#### DATA SHOWN:
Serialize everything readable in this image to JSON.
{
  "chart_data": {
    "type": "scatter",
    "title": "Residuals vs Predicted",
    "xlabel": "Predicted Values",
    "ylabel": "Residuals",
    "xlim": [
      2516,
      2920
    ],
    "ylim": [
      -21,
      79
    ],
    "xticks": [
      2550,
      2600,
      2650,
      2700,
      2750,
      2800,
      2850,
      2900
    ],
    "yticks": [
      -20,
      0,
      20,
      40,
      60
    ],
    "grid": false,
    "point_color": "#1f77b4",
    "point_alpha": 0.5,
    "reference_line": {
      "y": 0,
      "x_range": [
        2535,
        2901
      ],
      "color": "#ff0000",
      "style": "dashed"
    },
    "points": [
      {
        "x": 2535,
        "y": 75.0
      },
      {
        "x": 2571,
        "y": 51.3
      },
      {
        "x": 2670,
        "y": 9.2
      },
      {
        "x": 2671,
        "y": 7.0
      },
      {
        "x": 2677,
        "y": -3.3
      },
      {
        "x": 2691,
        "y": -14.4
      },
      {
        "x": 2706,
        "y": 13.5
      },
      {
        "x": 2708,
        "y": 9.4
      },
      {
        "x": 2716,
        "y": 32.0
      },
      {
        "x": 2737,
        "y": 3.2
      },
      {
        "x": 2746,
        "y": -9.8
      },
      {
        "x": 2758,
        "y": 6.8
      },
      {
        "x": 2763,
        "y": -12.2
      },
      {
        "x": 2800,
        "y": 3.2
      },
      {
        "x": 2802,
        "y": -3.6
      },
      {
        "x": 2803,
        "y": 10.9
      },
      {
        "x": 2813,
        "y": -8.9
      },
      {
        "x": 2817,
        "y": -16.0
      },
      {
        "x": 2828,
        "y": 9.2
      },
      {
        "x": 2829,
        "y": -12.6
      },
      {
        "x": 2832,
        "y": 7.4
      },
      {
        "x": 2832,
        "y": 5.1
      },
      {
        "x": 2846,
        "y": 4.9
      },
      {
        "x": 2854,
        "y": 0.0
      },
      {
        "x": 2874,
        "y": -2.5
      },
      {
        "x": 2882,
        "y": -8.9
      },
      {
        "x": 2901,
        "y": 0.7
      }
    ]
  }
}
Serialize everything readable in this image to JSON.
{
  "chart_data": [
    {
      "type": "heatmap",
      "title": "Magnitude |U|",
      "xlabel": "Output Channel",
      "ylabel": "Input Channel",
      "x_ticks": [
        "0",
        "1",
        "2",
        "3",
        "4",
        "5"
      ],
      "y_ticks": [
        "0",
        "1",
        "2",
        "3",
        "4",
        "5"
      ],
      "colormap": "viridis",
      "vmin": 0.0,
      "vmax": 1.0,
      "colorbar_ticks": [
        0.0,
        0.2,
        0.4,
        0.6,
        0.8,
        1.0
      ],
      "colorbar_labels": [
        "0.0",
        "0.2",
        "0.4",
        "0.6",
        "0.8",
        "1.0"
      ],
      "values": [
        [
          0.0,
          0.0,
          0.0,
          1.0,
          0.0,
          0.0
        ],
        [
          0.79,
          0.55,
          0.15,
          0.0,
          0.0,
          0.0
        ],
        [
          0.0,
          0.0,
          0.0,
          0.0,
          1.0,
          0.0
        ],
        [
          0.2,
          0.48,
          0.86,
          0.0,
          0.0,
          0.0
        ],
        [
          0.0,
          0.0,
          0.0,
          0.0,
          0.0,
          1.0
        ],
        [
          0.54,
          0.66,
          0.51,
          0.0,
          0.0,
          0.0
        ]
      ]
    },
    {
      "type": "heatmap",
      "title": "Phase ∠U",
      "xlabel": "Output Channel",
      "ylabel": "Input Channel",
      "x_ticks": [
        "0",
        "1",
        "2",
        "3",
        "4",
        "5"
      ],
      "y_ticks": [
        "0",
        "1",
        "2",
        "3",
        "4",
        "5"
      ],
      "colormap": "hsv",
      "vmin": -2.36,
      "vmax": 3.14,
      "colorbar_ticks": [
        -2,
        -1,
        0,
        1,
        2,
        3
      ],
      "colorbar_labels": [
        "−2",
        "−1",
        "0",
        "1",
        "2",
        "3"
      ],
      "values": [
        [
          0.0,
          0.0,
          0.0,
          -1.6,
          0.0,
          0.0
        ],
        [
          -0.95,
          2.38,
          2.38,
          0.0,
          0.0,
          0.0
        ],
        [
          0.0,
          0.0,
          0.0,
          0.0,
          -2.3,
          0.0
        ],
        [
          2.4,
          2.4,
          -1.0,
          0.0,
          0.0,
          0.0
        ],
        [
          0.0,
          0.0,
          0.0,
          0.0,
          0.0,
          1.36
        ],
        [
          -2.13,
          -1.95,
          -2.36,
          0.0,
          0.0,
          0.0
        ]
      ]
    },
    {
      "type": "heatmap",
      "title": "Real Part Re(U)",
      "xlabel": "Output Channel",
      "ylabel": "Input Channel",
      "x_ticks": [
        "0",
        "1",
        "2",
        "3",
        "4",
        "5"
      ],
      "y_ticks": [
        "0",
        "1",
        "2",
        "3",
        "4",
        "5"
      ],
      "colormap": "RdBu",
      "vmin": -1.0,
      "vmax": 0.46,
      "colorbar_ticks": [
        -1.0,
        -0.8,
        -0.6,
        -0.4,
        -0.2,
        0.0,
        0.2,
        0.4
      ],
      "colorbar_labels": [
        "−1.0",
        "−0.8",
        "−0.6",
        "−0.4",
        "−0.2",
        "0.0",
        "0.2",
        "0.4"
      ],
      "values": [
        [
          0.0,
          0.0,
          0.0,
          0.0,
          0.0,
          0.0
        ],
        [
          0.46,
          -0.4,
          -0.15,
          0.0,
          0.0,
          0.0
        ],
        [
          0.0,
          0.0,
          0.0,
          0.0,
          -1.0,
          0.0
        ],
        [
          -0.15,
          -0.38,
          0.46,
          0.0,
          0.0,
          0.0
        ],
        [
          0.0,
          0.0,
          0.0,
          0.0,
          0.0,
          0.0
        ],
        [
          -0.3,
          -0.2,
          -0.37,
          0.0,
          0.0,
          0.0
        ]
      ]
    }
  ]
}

#### THE REQUEST:
Print out all the entries precisely as written.

#### THE ANSWER:
Serialize everything readable in this image to JSON.
{
  "chart_data": {
    "type": "scatter",
    "title": "Residuals vs Predicted",
    "xlabel": "Predicted Values",
    "ylabel": "Residuals",
    "xlim": [
      2516,
      2920
    ],
    "ylim": [
      -21,
      79
    ],
    "xticks": [
      2550,
      2600,
      2650,
      2700,
      2750,
      2800,
      2850,
      2900
    ],
    "yticks": [
      -20,
      0,
      20,
      40,
      60
    ],
    "grid": false,
    "point_color": "#1f77b4",
    "point_alpha": 0.5,
    "reference_line": {
      "y": 0,
      "x_range": [
        2535,
        2901
      ],
      "color": "#ff0000",
      "style": "dashed"
    },
    "points": [
      {
        "x": 2535,
        "y": 75.0
      },
      {
        "x": 2571,
        "y": 51.3
      },
      {
        "x": 2670,
        "y": 9.2
      },
      {
        "x": 2671,
        "y": 7.0
      },
      {
        "x": 2677,
        "y": -3.3
      },
      {
        "x": 2691,
        "y": -14.4
      },
      {
        "x": 2706,
        "y": 13.5
      },
      {
        "x": 2708,
        "y": 9.4
      },
      {
        "x": 2716,
        "y": 32.0
      },
      {
        "x": 2737,
        "y": 3.2
      },
      {
        "x": 2746,
        "y": -9.8
      },
      {
        "x": 2758,
        "y": 6.8
      },
      {
        "x": 2763,
        "y": -12.2
      },
      {
        "x": 2800,
        "y": 3.2
      },
      {
        "x": 2802,
        "y": -3.6
      },
      {
        "x": 2803,
        "y": 10.9
      },
      {
        "x": 2813,
        "y": -8.9
      },
      {
        "x": 2817,
        "y": -16.0
      },
      {
        "x": 2828,
        "y": 9.2
      },
      {
        "x": 2829,
        "y": -12.6
      },
      {
        "x": 2832,
        "y": 7.4
      },
      {
        "x": 2832,
        "y": 5.1
      },
      {
        "x": 2846,
        "y": 4.9
      },
      {
        "x": 2854,
        "y": 0.0
      },
      {
        "x": 2874,
        "y": -2.5
      },
      {
        "x": 2882,
        "y": -8.9
      },
      {
        "x": 2901,
        "y": 0.7
      }
    ]
  }
}
Serialize everything readable in this image to JSON.
{
  "chart_data": [
    {
      "type": "heatmap",
      "title": "Magnitude |U|",
      "xlabel": "Output Channel",
      "ylabel": "Input Channel",
      "x_ticks": [
        "0",
        "1",
        "2",
        "3",
        "4",
        "5"
      ],
      "y_ticks": [
        "0",
        "1",
        "2",
        "3",
        "4",
        "5"
      ],
      "colormap": "viridis",
      "vmin": 0.0,
      "vmax": 1.0,
      "colorbar_ticks": [
        0.0,
        0.2,
        0.4,
        0.6,
        0.8,
        1.0
      ],
      "colorbar_labels": [
        "0.0",
        "0.2",
        "0.4",
        "0.6",
        "0.8",
        "1.0"
      ],
      "values": [
        [
          0.0,
          0.0,
          0.0,
          1.0,
          0.0,
          0.0
        ],
        [
          0.79,
          0.55,
          0.15,
          0.0,
          0.0,
          0.0
        ],
        [
          0.0,
          0.0,
          0.0,
          0.0,
          1.0,
          0.0
        ],
        [
          0.2,
          0.48,
          0.86,
          0.0,
          0.0,
          0.0
        ],
        [
          0.0,
          0.0,
          0.0,
          0.0,
          0.0,
          1.0
        ],
        [
          0.54,
          0.66,
          0.51,
          0.0,
          0.0,
          0.0
        ]
      ]
    },
    {
      "type": "heatmap",
      "title": "Phase ∠U",
      "xlabel": "Output Channel",
      "ylabel": "Input Channel",
      "x_ticks": [
        "0",
        "1",
        "2",
        "3",
        "4",
        "5"
      ],
      "y_ticks": [
        "0",
        "1",
        "2",
        "3",
        "4",
        "5"
      ],
      "colormap": "hsv",
      "vmin": -2.36,
      "vmax": 3.14,
      "colorbar_ticks": [
        -2,
        -1,
        0,
        1,
        2,
        3
      ],
      "colorbar_labels": [
        "−2",
        "−1",
        "0",
        "1",
        "2",
        "3"
      ],
      "values": [
        [
          0.0,
          0.0,
          0.0,
          -1.6,
          0.0,
          0.0
        ],
        [
          -0.95,
          2.38,
          2.38,
          0.0,
          0.0,
          0.0
        ],
        [
          0.0,
          0.0,
          0.0,
          0.0,
          -2.3,
          0.0
        ],
        [
          2.4,
          2.4,
          -1.0,
          0.0,
          0.0,
          0.0
        ],
        [
          0.0,
          0.0,
          0.0,
          0.0,
          0.0,
          1.36
        ],
        [
          -2.13,
          -1.95,
          -2.36,
          0.0,
          0.0,
          0.0
        ]
      ]
    },
    {
      "type": "heatmap",
      "title": "Real Part Re(U)",
      "xlabel": "Output Channel",
      "ylabel": "Input Channel",
      "x_ticks": [
        "0",
        "1",
        "2",
        "3",
        "4",
        "5"
      ],
      "y_ticks": [
        "0",
        "1",
        "2",
        "3",
        "4",
        "5"
      ],
      "colormap": "RdBu",
      "vmin": -1.0,
      "vmax": 0.46,
      "colorbar_ticks": [
        -1.0,
        -0.8,
        -0.6,
        -0.4,
        -0.2,
        0.0,
        0.2,
        0.4
      ],
      "colorbar_labels": [
        "−1.0",
        "−0.8",
        "−0.6",
        "−0.4",
        "−0.2",
        "0.0",
        "0.2",
        "0.4"
      ],
      "values": [
        [
          0.0,
          0.0,
          0.0,
          0.0,
          0.0,
          0.0
        ],
        [
          0.46,
          -0.4,
          -0.15,
          0.0,
          0.0,
          0.0
        ],
        [
          0.0,
          0.0,
          0.0,
          0.0,
          -1.0,
          0.0
        ],
        [
          -0.15,
          -0.38,
          0.46,
          0.0,
          0.0,
          0.0
        ],
        [
          0.0,
          0.0,
          0.0,
          0.0,
          0.0,
          0.0
        ],
        [
          -0.3,
          -0.2,
          -0.37,
          0.0,
          0.0,
          0.0
        ]
      ]
    }
  ]
}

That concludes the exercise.